Stored dataset items
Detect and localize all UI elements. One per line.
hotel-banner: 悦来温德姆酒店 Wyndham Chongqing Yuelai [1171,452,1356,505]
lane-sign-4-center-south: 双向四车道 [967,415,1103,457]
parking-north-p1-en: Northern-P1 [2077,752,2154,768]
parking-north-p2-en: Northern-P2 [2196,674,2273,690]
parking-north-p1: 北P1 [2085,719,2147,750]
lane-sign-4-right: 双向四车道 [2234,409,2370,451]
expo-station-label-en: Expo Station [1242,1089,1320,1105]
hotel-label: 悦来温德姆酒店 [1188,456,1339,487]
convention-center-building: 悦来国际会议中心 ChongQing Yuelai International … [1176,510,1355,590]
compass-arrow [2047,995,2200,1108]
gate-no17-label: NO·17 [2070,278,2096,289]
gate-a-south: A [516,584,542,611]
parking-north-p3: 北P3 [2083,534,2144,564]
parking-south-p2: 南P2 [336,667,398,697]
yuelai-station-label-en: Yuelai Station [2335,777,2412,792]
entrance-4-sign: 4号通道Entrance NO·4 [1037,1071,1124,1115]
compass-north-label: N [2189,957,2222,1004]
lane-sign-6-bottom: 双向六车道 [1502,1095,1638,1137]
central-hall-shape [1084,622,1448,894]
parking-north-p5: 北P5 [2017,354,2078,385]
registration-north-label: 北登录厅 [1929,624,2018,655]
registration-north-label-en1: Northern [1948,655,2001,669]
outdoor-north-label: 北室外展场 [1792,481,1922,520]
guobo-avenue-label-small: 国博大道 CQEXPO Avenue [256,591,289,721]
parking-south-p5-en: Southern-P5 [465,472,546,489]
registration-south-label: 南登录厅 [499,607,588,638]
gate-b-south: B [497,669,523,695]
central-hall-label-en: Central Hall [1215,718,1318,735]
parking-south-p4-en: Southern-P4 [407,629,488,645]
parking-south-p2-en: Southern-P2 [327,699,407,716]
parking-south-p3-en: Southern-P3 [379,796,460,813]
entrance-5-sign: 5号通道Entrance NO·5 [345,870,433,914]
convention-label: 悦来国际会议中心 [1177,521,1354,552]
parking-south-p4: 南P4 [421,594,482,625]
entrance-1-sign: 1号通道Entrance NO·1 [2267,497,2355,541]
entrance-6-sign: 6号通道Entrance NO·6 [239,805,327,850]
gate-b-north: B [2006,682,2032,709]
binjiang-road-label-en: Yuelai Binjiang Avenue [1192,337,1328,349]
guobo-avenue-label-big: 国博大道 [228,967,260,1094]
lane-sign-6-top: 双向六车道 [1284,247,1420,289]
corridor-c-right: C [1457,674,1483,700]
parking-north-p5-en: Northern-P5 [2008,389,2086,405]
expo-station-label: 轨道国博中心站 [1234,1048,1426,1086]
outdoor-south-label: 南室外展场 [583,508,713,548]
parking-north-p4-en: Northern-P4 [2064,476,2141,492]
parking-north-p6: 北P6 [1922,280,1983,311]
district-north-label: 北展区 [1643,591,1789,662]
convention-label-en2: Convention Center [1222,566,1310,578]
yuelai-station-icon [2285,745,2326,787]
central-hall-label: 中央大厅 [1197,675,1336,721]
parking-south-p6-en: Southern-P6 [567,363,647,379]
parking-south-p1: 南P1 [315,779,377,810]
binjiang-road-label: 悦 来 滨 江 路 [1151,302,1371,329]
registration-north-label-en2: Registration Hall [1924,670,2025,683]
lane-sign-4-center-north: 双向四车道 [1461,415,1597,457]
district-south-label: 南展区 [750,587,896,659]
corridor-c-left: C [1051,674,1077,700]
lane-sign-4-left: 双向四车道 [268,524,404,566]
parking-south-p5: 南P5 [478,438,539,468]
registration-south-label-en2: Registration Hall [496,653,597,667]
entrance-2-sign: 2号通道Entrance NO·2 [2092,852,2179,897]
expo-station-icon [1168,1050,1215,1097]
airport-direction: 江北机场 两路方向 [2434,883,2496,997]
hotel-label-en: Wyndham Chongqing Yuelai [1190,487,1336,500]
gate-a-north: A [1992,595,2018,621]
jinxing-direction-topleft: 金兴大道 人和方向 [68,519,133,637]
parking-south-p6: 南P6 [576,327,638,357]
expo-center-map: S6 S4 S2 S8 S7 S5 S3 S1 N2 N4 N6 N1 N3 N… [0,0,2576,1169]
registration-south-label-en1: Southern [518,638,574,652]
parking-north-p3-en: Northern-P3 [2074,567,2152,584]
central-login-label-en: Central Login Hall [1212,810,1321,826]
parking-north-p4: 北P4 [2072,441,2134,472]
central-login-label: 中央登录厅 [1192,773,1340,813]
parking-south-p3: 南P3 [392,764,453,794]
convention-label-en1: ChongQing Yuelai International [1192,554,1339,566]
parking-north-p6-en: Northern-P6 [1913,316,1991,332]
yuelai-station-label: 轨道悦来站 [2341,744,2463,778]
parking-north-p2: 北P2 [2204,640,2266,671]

What the task asks
Print every line of the data above without any changes, from the first line to the last.

Correct output
Detect and localize all UI elements. One per line.
hotel-banner: 悦来温德姆酒店 Wyndham Chongqing Yuelai [1171,452,1356,505]
lane-sign-4-center-south: 双向四车道 [967,415,1103,457]
parking-north-p1-en: Northern-P1 [2077,752,2154,768]
parking-north-p2-en: Northern-P2 [2196,674,2273,690]
parking-north-p1: 北P1 [2085,719,2147,750]
lane-sign-4-right: 双向四车道 [2234,409,2370,451]
expo-station-label-en: Expo Station [1242,1089,1320,1105]
hotel-label: 悦来温德姆酒店 [1188,456,1339,487]
convention-center-building: 悦来国际会议中心 ChongQing Yuelai International … [1176,510,1355,590]
compass-arrow [2047,995,2200,1108]
gate-no17-label: NO·17 [2070,278,2096,289]
gate-a-south: A [516,584,542,611]
parking-north-p3: 北P3 [2083,534,2144,564]
parking-south-p2: 南P2 [336,667,398,697]
yuelai-station-label-en: Yuelai Station [2335,777,2412,792]
entrance-4-sign: 4号通道Entrance NO·4 [1037,1071,1124,1115]
compass-north-label: N [2189,957,2222,1004]
lane-sign-6-bottom: 双向六车道 [1502,1095,1638,1137]
central-hall-shape [1084,622,1448,894]
parking-north-p5: 北P5 [2017,354,2078,385]
registration-north-label: 北登录厅 [1929,624,2018,655]
registration-north-label-en1: Northern [1948,655,2001,669]
outdoor-north-label: 北室外展场 [1792,481,1922,520]
guobo-avenue-label-small: 国博大道 CQEXPO Avenue [256,591,289,721]
parking-south-p5-en: Southern-P5 [465,472,546,489]
registration-south-label: 南登录厅 [499,607,588,638]
gate-b-south: B [497,669,523,695]
central-hall-label-en: Central Hall [1215,718,1318,735]
parking-south-p4-en: Southern-P4 [407,629,488,645]
parking-south-p2-en: Southern-P2 [327,699,407,716]
parking-south-p3-en: Southern-P3 [379,796,460,813]
entrance-5-sign: 5号通道Entrance NO·5 [345,870,433,914]
convention-label: 悦来国际会议中心 [1177,521,1354,552]
parking-south-p4: 南P4 [421,594,482,625]
entrance-1-sign: 1号通道Entrance NO·1 [2267,497,2355,541]
entrance-6-sign: 6号通道Entrance NO·6 [239,805,327,850]
gate-b-north: B [2006,682,2032,709]
binjiang-road-label-en: Yuelai Binjiang Avenue [1192,337,1328,349]
guobo-avenue-label-big: 国博大道 [228,967,260,1094]
lane-sign-6-top: 双向六车道 [1284,247,1420,289]
corridor-c-right: C [1457,674,1483,700]
parking-north-p5-en: Northern-P5 [2008,389,2086,405]
expo-station-label: 轨道国博中心站 [1234,1048,1426,1086]
outdoor-south-label: 南室外展场 [583,508,713,548]
parking-north-p4-en: Northern-P4 [2064,476,2141,492]
parking-north-p6: 北P6 [1922,280,1983,311]
district-north-label: 北展区 [1643,591,1789,662]
convention-label-en2: Convention Center [1222,566,1310,578]
yuelai-station-icon [2285,745,2326,787]
central-hall-label: 中央大厅 [1197,675,1336,721]
parking-south-p6-en: Southern-P6 [567,363,647,379]
parking-south-p1: 南P1 [315,779,377,810]
binjiang-road-label: 悦 来 滨 江 路 [1151,302,1371,329]
registration-north-label-en2: Registration Hall [1924,670,2025,683]
lane-sign-4-center-north: 双向四车道 [1461,415,1597,457]
district-south-label: 南展区 [750,587,896,659]
corridor-c-left: C [1051,674,1077,700]
lane-sign-4-left: 双向四车道 [268,524,404,566]
parking-south-p5: 南P5 [478,438,539,468]
registration-south-label-en2: Registration Hall [496,653,597,667]
entrance-2-sign: 2号通道Entrance NO·2 [2092,852,2179,897]
expo-station-icon [1168,1050,1215,1097]
airport-direction: 江北机场 两路方向 [2434,883,2496,997]
hotel-label-en: Wyndham Chongqing Yuelai [1190,487,1336,500]
gate-a-north: A [1992,595,2018,621]
jinxing-direction-topleft: 金兴大道 人和方向 [68,519,133,637]
parking-south-p6: 南P6 [576,327,638,357]
expo-center-map: S6 S4 S2 S8 S7 S5 S3 S1 N2 N4 N6 N1 N3 N… [0,0,2576,1169]
registration-south-label-en1: Southern [518,638,574,652]
parking-north-p3-en: Northern-P3 [2074,567,2152,584]
central-login-label-en: Central Login Hall [1212,810,1321,826]
parking-north-p4: 北P4 [2072,441,2134,472]
central-login-label: 中央登录厅 [1192,773,1340,813]
parking-south-p3: 南P3 [392,764,453,794]
convention-label-en1: ChongQing Yuelai International [1192,554,1339,566]
parking-north-p6-en: Northern-P6 [1913,316,1991,332]
yuelai-station-label: 轨道悦来站 [2341,744,2463,778]
parking-north-p2: 北P2 [2204,640,2266,671]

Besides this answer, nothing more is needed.